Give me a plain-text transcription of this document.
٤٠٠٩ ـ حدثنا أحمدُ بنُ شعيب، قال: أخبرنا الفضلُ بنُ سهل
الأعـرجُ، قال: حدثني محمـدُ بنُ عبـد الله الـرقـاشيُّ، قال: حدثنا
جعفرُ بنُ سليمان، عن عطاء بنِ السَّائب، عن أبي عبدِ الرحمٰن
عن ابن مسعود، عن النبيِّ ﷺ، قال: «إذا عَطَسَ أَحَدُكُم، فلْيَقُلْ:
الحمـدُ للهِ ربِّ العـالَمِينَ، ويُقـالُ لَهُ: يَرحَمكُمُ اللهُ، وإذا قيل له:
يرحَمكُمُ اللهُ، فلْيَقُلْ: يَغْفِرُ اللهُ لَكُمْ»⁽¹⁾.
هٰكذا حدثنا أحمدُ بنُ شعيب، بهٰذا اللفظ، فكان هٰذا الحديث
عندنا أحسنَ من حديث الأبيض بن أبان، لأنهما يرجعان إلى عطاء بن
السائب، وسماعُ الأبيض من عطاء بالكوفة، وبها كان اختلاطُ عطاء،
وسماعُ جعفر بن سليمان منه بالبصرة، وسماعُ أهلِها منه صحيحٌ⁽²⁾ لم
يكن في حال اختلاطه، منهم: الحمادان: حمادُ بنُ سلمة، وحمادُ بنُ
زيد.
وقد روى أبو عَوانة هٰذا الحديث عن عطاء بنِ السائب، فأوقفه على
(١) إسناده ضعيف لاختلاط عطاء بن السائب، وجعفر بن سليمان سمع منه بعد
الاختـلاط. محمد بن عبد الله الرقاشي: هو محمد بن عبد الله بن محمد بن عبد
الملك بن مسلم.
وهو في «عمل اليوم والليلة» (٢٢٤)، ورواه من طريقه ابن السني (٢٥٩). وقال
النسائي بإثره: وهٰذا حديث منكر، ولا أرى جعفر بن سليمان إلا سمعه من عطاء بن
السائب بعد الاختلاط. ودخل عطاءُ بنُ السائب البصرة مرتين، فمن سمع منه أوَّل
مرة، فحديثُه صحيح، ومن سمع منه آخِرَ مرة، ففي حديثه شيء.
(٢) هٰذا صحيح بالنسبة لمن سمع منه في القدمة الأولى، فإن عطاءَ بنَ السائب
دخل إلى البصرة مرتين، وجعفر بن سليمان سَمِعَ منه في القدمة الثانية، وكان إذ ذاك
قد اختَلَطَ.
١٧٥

# [Exercise brief]
Extract the entries above verbatim.

# [Problem solution]
Give me a plain-text transcription of this document.
٤٠٠٩ ـ حدثنا أحمدُ بنُ شعيب، قال: أخبرنا الفضلُ بنُ سهل
الأعـرجُ، قال: حدثني محمـدُ بنُ عبـد الله الـرقـاشيُّ، قال: حدثنا
جعفرُ بنُ سليمان، عن عطاء بنِ السَّائب، عن أبي عبدِ الرحمٰن
عن ابن مسعود، عن النبيِّ ﷺ، قال: «إذا عَطَسَ أَحَدُكُم، فلْيَقُلْ:
الحمـدُ للهِ ربِّ العـالَمِينَ، ويُقـالُ لَهُ: يَرحَمكُمُ اللهُ، وإذا قيل له:
يرحَمكُمُ اللهُ، فلْيَقُلْ: يَغْفِرُ اللهُ لَكُمْ»⁽¹⁾.
هٰكذا حدثنا أحمدُ بنُ شعيب، بهٰذا اللفظ، فكان هٰذا الحديث
عندنا أحسنَ من حديث الأبيض بن أبان، لأنهما يرجعان إلى عطاء بن
السائب، وسماعُ الأبيض من عطاء بالكوفة، وبها كان اختلاطُ عطاء،
وسماعُ جعفر بن سليمان منه بالبصرة، وسماعُ أهلِها منه صحيحٌ⁽²⁾ لم
يكن في حال اختلاطه، منهم: الحمادان: حمادُ بنُ سلمة، وحمادُ بنُ
زيد.
وقد روى أبو عَوانة هٰذا الحديث عن عطاء بنِ السائب، فأوقفه على
(١) إسناده ضعيف لاختلاط عطاء بن السائب، وجعفر بن سليمان سمع منه بعد
الاختـلاط. محمد بن عبد الله الرقاشي: هو محمد بن عبد الله بن محمد بن عبد
الملك بن مسلم.
وهو في «عمل اليوم والليلة» (٢٢٤)، ورواه من طريقه ابن السني (٢٥٩). وقال
النسائي بإثره: وهٰذا حديث منكر، ولا أرى جعفر بن سليمان إلا سمعه من عطاء بن
السائب بعد الاختلاط. ودخل عطاءُ بنُ السائب البصرة مرتين، فمن سمع منه أوَّل
مرة، فحديثُه صحيح، ومن سمع منه آخِرَ مرة، ففي حديثه شيء.
(٢) هٰذا صحيح بالنسبة لمن سمع منه في القدمة الأولى، فإن عطاءَ بنَ السائب
دخل إلى البصرة مرتين، وجعفر بن سليمان سَمِعَ منه في القدمة الثانية، وكان إذ ذاك
قد اختَلَطَ.
١٧٥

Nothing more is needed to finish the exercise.